(Stored records)
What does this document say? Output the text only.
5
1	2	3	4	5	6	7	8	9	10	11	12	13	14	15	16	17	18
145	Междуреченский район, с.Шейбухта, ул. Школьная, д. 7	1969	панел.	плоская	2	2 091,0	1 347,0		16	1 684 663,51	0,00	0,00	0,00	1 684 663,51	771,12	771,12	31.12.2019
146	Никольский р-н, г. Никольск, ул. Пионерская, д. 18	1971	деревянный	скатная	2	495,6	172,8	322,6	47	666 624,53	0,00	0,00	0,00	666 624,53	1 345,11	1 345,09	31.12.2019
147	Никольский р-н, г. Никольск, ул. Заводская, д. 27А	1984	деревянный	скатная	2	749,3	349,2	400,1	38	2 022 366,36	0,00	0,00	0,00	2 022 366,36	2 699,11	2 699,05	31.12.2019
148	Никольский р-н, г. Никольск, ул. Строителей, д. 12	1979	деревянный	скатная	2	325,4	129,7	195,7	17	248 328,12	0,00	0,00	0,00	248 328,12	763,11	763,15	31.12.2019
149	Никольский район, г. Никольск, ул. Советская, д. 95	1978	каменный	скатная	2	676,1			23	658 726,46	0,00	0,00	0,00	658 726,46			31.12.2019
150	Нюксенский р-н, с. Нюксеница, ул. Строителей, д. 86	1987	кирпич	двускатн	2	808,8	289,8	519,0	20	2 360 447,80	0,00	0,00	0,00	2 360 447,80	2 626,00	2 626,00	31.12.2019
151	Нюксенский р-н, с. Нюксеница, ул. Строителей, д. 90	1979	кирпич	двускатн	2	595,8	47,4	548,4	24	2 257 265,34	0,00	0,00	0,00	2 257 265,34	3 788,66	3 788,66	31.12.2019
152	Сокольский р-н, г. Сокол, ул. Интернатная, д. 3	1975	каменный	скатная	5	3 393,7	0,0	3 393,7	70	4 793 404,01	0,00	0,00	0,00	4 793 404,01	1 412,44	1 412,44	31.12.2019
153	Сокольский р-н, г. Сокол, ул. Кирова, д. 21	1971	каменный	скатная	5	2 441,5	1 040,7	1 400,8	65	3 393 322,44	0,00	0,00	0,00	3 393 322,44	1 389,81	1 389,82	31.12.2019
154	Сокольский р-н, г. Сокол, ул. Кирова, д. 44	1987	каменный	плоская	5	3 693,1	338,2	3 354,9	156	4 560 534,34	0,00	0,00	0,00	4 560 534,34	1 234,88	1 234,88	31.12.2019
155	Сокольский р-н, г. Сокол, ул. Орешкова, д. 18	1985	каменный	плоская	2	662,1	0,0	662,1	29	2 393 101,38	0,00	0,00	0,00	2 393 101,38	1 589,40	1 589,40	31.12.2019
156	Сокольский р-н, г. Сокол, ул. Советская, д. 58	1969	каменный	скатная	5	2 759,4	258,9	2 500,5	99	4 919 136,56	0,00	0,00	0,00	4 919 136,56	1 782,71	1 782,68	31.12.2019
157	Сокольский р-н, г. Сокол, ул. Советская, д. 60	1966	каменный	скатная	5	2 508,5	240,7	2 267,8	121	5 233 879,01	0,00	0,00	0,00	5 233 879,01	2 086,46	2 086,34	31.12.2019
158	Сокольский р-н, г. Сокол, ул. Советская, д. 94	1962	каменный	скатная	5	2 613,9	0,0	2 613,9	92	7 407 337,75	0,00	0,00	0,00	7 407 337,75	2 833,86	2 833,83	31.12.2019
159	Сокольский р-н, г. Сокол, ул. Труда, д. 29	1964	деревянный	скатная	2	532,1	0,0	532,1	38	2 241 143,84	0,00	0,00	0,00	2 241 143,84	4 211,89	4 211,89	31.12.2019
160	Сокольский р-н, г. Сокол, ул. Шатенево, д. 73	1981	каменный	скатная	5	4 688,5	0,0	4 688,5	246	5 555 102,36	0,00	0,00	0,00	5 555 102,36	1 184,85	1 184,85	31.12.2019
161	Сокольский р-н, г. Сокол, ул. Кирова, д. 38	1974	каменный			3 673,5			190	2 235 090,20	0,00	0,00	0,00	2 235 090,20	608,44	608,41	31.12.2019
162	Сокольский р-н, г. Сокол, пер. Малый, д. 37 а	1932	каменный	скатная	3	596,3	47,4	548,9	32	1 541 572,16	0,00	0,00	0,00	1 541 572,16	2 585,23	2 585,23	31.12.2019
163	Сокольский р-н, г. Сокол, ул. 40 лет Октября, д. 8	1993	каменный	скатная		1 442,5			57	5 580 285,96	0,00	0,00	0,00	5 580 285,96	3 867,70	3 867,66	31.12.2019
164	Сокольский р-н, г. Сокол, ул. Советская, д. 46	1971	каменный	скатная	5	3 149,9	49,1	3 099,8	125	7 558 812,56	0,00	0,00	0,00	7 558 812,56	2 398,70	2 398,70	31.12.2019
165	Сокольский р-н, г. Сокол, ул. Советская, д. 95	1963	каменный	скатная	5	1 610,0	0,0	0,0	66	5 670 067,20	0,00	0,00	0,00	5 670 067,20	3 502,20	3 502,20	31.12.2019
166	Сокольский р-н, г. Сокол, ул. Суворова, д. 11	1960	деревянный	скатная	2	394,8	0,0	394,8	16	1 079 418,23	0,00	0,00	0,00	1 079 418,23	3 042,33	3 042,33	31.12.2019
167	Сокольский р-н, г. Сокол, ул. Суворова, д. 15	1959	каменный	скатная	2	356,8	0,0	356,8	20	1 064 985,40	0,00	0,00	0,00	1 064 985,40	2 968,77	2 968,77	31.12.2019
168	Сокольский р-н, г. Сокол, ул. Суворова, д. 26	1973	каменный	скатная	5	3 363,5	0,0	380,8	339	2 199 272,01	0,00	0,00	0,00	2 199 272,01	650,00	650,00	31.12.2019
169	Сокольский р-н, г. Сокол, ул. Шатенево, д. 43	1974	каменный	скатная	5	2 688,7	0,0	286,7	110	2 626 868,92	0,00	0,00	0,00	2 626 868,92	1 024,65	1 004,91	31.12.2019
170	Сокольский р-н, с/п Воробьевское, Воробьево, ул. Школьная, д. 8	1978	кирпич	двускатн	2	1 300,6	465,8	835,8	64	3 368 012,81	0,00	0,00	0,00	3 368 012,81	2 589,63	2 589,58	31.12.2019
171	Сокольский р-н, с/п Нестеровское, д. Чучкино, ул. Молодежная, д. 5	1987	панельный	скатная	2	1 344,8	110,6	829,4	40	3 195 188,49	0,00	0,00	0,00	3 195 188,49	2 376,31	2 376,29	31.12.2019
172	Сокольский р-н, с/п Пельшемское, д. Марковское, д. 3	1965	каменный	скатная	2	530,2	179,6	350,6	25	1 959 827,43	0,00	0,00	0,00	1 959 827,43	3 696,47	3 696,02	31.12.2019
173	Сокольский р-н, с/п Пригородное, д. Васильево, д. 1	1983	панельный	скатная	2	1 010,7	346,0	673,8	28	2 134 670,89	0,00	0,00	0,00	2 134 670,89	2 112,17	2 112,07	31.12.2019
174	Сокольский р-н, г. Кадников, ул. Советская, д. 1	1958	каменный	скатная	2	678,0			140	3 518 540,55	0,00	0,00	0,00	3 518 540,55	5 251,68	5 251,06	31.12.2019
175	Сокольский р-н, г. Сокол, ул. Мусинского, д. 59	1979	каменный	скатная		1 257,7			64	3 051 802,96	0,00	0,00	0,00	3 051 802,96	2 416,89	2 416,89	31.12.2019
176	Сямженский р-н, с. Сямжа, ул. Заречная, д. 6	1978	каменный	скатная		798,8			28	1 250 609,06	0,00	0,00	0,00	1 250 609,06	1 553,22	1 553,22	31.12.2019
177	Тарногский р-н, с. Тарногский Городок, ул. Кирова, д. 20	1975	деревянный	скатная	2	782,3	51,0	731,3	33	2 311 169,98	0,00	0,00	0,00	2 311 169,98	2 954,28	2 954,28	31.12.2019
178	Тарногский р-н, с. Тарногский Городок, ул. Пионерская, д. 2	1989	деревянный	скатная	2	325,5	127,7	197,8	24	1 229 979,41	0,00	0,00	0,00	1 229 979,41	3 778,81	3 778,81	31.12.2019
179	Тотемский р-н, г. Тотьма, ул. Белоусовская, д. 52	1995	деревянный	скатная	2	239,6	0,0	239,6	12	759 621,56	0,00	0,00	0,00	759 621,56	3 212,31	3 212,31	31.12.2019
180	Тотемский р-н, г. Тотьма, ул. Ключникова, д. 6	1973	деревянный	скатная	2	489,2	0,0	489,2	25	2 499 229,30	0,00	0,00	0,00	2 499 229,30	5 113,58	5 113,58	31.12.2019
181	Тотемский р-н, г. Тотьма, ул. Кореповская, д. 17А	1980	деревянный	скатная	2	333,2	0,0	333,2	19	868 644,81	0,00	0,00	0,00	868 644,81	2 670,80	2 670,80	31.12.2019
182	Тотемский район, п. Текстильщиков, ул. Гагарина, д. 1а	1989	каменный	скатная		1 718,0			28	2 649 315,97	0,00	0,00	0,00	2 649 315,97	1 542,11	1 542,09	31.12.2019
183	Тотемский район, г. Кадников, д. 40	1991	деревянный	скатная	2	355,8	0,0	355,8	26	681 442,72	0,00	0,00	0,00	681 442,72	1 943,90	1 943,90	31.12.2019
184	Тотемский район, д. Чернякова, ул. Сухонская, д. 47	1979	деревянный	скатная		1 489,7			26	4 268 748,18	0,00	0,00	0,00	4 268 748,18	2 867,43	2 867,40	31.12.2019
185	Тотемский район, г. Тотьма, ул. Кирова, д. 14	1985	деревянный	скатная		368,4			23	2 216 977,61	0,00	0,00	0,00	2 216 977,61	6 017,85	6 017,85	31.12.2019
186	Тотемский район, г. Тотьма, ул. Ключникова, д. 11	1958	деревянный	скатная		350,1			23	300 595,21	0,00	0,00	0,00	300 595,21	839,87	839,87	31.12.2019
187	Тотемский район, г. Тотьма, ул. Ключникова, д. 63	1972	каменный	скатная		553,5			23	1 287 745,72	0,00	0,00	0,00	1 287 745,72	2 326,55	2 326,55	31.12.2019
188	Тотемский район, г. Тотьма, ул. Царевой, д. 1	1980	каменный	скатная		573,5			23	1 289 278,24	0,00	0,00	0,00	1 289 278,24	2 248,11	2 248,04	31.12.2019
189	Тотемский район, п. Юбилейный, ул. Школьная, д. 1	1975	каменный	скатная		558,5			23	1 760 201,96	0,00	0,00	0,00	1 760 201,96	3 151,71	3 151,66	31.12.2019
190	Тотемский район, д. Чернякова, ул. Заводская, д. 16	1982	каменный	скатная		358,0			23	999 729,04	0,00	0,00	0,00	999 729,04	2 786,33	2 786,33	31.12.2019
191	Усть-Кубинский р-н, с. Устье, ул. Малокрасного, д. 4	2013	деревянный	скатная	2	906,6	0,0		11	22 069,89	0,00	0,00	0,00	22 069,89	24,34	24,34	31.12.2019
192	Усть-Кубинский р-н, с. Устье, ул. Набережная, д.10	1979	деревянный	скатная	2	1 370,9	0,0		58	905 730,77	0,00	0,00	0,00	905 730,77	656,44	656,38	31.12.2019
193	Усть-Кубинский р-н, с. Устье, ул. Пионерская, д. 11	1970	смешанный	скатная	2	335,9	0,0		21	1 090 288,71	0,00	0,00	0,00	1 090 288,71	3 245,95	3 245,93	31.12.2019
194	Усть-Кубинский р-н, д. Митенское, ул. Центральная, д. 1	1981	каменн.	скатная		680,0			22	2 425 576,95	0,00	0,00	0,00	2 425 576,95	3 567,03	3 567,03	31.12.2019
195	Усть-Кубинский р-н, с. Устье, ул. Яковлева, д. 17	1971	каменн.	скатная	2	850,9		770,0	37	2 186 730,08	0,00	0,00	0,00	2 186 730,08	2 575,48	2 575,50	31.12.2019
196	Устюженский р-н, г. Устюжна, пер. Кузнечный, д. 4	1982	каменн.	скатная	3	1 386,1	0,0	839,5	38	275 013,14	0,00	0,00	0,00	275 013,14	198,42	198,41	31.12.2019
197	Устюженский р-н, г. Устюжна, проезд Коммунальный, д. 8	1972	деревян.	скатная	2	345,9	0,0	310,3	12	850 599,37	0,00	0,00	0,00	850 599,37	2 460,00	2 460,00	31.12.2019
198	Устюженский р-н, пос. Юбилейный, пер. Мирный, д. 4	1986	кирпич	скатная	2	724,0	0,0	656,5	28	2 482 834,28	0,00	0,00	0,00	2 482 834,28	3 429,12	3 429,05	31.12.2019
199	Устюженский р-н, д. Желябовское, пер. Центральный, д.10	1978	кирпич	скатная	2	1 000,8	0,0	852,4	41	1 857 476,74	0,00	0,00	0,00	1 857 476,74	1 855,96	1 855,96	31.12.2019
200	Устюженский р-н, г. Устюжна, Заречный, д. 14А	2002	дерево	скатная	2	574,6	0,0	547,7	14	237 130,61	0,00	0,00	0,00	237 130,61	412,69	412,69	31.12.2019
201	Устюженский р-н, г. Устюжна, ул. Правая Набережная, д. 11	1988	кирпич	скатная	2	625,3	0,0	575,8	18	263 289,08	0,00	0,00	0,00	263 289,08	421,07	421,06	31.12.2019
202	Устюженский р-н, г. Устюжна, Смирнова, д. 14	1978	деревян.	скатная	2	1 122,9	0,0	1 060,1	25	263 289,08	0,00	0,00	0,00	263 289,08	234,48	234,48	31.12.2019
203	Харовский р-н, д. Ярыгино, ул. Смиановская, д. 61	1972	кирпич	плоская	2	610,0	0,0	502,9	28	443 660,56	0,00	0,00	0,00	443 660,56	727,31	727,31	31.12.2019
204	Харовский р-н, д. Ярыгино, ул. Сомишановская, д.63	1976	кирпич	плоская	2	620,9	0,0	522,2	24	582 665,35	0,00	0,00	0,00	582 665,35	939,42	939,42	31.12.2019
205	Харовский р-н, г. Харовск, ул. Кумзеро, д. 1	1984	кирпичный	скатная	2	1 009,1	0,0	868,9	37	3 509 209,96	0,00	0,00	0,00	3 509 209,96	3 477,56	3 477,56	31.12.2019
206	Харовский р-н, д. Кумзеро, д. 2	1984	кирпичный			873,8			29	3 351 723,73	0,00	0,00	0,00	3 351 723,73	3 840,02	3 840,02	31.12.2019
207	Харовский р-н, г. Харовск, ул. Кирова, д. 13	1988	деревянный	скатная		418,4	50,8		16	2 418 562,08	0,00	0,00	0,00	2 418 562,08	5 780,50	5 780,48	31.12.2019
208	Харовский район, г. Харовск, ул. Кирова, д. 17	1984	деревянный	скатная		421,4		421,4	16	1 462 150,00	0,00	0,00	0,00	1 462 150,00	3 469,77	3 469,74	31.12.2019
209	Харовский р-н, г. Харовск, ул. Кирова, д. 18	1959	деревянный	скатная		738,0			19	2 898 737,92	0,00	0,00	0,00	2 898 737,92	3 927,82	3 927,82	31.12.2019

:: Task description ::
Determine the count of lines in the data above with the string "Усть" in them, and give that count alone.

:: Complete response ::
5